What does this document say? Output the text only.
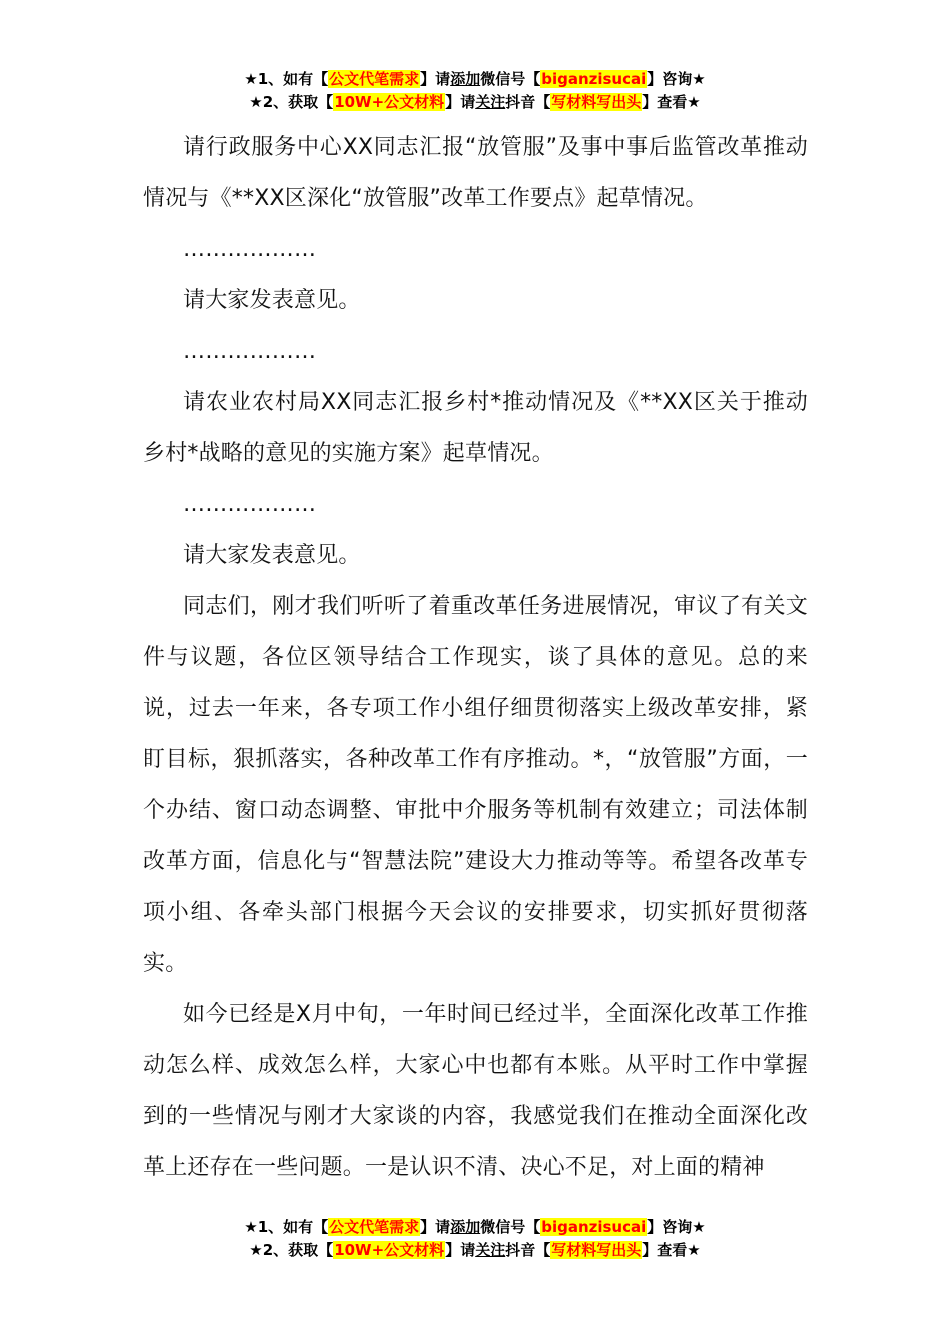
★1、如有【公文代笔需求】请添加微信号【biganzisucai】咨询★
★2、获取【10W+公文材料】请关注抖音【写材料写出头】查看★

请行政服务中心XX同志汇报“放管服”及事中事后监管改革推动情况与《**XX区深化“放管服”改革工作要点》起草情况。

………………

请大家发表意见。

………………

请农业农村局XX同志汇报乡村*推动情况及《**XX区关于推动乡村*战略的意见的实施方案》起草情况。

………………

请大家发表意见。

同志们，刚才我们听听了着重改革任务进展情况，审议了有关文件与议题，各位区领导结合工作现实，谈了具体的意见。总的来说，过去一年来，各专项工作小组仔细贯彻落实上级改革安排，紧盯目标，狠抓落实，各种改革工作有序推动。*，“放管服”方面，一个办结、窗口动态调整、审批中介服务等机制有效建立；司法体制改革方面，信息化与“智慧法院”建设大力推动等等。希望各改革专项小组、各牵头部门根据今天会议的安排要求，切实抓好贯彻落实。

如今已经是X月中旬，一年时间已经过半，全面深化改革工作推动怎么样、成效怎么样，大家心中也都有本账。从平时工作中掌握到的一些情况与刚才大家谈的内容，我感觉我们在推动全面深化改革上还存在一些问题。一是认识不清、决心不足，对上面的精神

★1、如有【公文代笔需求】请添加微信号【biganzisucai】咨询★
★2、获取【10W+公文材料】请关注抖音【写材料写出头】查看★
--------------------
» Aim:
Repeat the entries exactly. Pictures are excluded from the copy.

» Exercise response:
What does this document say? Output the text only.
★1、如有【公文代笔需求】请添加微信号【biganzisucai】咨询★
★2、获取【10W+公文材料】请关注抖音【写材料写出头】查看★

请行政服务中心XX同志汇报“放管服”及事中事后监管改革推动情况与《**XX区深化“放管服”改革工作要点》起草情况。

………………

请大家发表意见。

………………

请农业农村局XX同志汇报乡村*推动情况及《**XX区关于推动乡村*战略的意见的实施方案》起草情况。

………………

请大家发表意见。

同志们，刚才我们听听了着重改革任务进展情况，审议了有关文件与议题，各位区领导结合工作现实，谈了具体的意见。总的来说，过去一年来，各专项工作小组仔细贯彻落实上级改革安排，紧盯目标，狠抓落实，各种改革工作有序推动。*，“放管服”方面，一个办结、窗口动态调整、审批中介服务等机制有效建立；司法体制改革方面，信息化与“智慧法院”建设大力推动等等。希望各改革专项小组、各牵头部门根据今天会议的安排要求，切实抓好贯彻落实。

如今已经是X月中旬，一年时间已经过半，全面深化改革工作推动怎么样、成效怎么样，大家心中也都有本账。从平时工作中掌握到的一些情况与刚才大家谈的内容，我感觉我们在推动全面深化改革上还存在一些问题。一是认识不清、决心不足，对上面的精神

★1、如有【公文代笔需求】请添加微信号【biganzisucai】咨询★
★2、获取【10W+公文材料】请关注抖音【写材料写出头】查看★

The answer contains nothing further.